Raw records
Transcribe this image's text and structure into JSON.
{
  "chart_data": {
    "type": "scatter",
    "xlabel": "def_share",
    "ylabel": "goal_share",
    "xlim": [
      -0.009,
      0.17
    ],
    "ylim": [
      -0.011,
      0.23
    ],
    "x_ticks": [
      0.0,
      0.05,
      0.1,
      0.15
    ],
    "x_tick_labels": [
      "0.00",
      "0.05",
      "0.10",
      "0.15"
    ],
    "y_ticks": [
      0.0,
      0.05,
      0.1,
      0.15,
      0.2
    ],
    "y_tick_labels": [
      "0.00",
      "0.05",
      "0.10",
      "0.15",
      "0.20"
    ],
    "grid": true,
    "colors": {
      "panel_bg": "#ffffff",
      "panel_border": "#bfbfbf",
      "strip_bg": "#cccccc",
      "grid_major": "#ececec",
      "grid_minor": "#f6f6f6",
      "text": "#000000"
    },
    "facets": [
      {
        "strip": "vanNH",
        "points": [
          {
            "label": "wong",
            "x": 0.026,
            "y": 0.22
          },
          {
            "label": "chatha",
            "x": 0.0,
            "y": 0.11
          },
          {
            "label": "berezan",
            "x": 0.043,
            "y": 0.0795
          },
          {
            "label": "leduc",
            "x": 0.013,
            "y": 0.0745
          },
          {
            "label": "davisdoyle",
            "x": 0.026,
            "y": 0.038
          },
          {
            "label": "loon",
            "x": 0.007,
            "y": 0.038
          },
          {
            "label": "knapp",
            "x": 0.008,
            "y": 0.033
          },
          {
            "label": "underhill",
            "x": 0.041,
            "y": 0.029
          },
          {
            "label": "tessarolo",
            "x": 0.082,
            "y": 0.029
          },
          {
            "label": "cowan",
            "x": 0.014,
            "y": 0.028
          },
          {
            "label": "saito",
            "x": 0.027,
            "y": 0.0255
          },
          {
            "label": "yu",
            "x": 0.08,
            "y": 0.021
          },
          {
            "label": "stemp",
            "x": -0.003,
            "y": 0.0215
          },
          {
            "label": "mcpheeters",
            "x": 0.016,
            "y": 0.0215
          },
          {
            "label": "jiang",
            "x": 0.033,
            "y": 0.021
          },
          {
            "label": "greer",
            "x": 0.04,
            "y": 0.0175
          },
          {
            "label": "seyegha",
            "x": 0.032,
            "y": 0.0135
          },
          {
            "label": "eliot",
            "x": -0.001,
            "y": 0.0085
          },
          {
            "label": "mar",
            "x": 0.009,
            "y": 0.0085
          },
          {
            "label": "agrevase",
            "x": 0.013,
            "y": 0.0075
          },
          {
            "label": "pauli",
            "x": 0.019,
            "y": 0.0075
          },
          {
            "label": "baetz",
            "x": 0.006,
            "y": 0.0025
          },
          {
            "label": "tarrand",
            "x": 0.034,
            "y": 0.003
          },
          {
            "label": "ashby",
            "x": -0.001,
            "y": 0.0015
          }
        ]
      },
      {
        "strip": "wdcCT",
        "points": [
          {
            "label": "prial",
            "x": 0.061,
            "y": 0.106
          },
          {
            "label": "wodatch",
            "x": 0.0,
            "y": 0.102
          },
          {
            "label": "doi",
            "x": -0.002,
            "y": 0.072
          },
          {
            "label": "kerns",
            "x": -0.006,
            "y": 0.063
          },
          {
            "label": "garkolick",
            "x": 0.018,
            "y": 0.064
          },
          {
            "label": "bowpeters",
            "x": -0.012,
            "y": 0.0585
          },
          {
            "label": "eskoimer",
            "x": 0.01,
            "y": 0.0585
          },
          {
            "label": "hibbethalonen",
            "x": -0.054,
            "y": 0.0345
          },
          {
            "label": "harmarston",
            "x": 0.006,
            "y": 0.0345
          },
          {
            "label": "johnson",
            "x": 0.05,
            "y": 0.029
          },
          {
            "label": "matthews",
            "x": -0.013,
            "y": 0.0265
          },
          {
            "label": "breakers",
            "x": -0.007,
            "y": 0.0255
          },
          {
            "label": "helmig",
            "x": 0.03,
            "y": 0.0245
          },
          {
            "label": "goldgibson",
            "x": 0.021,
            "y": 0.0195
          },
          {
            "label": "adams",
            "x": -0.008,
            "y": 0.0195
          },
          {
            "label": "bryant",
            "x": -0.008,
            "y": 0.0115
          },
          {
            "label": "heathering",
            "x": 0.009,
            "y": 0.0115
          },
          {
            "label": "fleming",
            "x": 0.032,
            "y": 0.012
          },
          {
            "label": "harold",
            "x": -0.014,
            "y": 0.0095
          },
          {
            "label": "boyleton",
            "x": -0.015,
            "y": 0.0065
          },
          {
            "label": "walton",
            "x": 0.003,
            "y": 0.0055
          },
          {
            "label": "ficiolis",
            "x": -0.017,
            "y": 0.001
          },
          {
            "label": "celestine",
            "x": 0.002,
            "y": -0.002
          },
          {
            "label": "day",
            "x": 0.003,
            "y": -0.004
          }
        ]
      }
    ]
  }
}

• **Work to be completed**: Copy out the whole listing exactly; please set it all down.

• **Solved problem**:
Transcribe this image's text and structure into JSON.
{
  "chart_data": {
    "type": "scatter",
    "xlabel": "def_share",
    "ylabel": "goal_share",
    "xlim": [
      -0.009,
      0.17
    ],
    "ylim": [
      -0.011,
      0.23
    ],
    "x_ticks": [
      0.0,
      0.05,
      0.1,
      0.15
    ],
    "x_tick_labels": [
      "0.00",
      "0.05",
      "0.10",
      "0.15"
    ],
    "y_ticks": [
      0.0,
      0.05,
      0.1,
      0.15,
      0.2
    ],
    "y_tick_labels": [
      "0.00",
      "0.05",
      "0.10",
      "0.15",
      "0.20"
    ],
    "grid": true,
    "colors": {
      "panel_bg": "#ffffff",
      "panel_border": "#bfbfbf",
      "strip_bg": "#cccccc",
      "grid_major": "#ececec",
      "grid_minor": "#f6f6f6",
      "text": "#000000"
    },
    "facets": [
      {
        "strip": "vanNH",
        "points": [
          {
            "label": "wong",
            "x": 0.026,
            "y": 0.22
          },
          {
            "label": "chatha",
            "x": 0.0,
            "y": 0.11
          },
          {
            "label": "berezan",
            "x": 0.043,
            "y": 0.0795
          },
          {
            "label": "leduc",
            "x": 0.013,
            "y": 0.0745
          },
          {
            "label": "davisdoyle",
            "x": 0.026,
            "y": 0.038
          },
          {
            "label": "loon",
            "x": 0.007,
            "y": 0.038
          },
          {
            "label": "knapp",
            "x": 0.008,
            "y": 0.033
          },
          {
            "label": "underhill",
            "x": 0.041,
            "y": 0.029
          },
          {
            "label": "tessarolo",
            "x": 0.082,
            "y": 0.029
          },
          {
            "label": "cowan",
            "x": 0.014,
            "y": 0.028
          },
          {
            "label": "saito",
            "x": 0.027,
            "y": 0.0255
          },
          {
            "label": "yu",
            "x": 0.08,
            "y": 0.021
          },
          {
            "label": "stemp",
            "x": -0.003,
            "y": 0.0215
          },
          {
            "label": "mcpheeters",
            "x": 0.016,
            "y": 0.0215
          },
          {
            "label": "jiang",
            "x": 0.033,
            "y": 0.021
          },
          {
            "label": "greer",
            "x": 0.04,
            "y": 0.0175
          },
          {
            "label": "seyegha",
            "x": 0.032,
            "y": 0.0135
          },
          {
            "label": "eliot",
            "x": -0.001,
            "y": 0.0085
          },
          {
            "label": "mar",
            "x": 0.009,
            "y": 0.0085
          },
          {
            "label": "agrevase",
            "x": 0.013,
            "y": 0.0075
          },
          {
            "label": "pauli",
            "x": 0.019,
            "y": 0.0075
          },
          {
            "label": "baetz",
            "x": 0.006,
            "y": 0.0025
          },
          {
            "label": "tarrand",
            "x": 0.034,
            "y": 0.003
          },
          {
            "label": "ashby",
            "x": -0.001,
            "y": 0.0015
          }
        ]
      },
      {
        "strip": "wdcCT",
        "points": [
          {
            "label": "prial",
            "x": 0.061,
            "y": 0.106
          },
          {
            "label": "wodatch",
            "x": 0.0,
            "y": 0.102
          },
          {
            "label": "doi",
            "x": -0.002,
            "y": 0.072
          },
          {
            "label": "kerns",
            "x": -0.006,
            "y": 0.063
          },
          {
            "label": "garkolick",
            "x": 0.018,
            "y": 0.064
          },
          {
            "label": "bowpeters",
            "x": -0.012,
            "y": 0.0585
          },
          {
            "label": "eskoimer",
            "x": 0.01,
            "y": 0.0585
          },
          {
            "label": "hibbethalonen",
            "x": -0.054,
            "y": 0.0345
          },
          {
            "label": "harmarston",
            "x": 0.006,
            "y": 0.0345
          },
          {
            "label": "johnson",
            "x": 0.05,
            "y": 0.029
          },
          {
            "label": "matthews",
            "x": -0.013,
            "y": 0.0265
          },
          {
            "label": "breakers",
            "x": -0.007,
            "y": 0.0255
          },
          {
            "label": "helmig",
            "x": 0.03,
            "y": 0.0245
          },
          {
            "label": "goldgibson",
            "x": 0.021,
            "y": 0.0195
          },
          {
            "label": "adams",
            "x": -0.008,
            "y": 0.0195
          },
          {
            "label": "bryant",
            "x": -0.008,
            "y": 0.0115
          },
          {
            "label": "heathering",
            "x": 0.009,
            "y": 0.0115
          },
          {
            "label": "fleming",
            "x": 0.032,
            "y": 0.012
          },
          {
            "label": "harold",
            "x": -0.014,
            "y": 0.0095
          },
          {
            "label": "boyleton",
            "x": -0.015,
            "y": 0.0065
          },
          {
            "label": "walton",
            "x": 0.003,
            "y": 0.0055
          },
          {
            "label": "ficiolis",
            "x": -0.017,
            "y": 0.001
          },
          {
            "label": "celestine",
            "x": 0.002,
            "y": -0.002
          },
          {
            "label": "day",
            "x": 0.003,
            "y": -0.004
          }
        ]
      }
    ]
  }
}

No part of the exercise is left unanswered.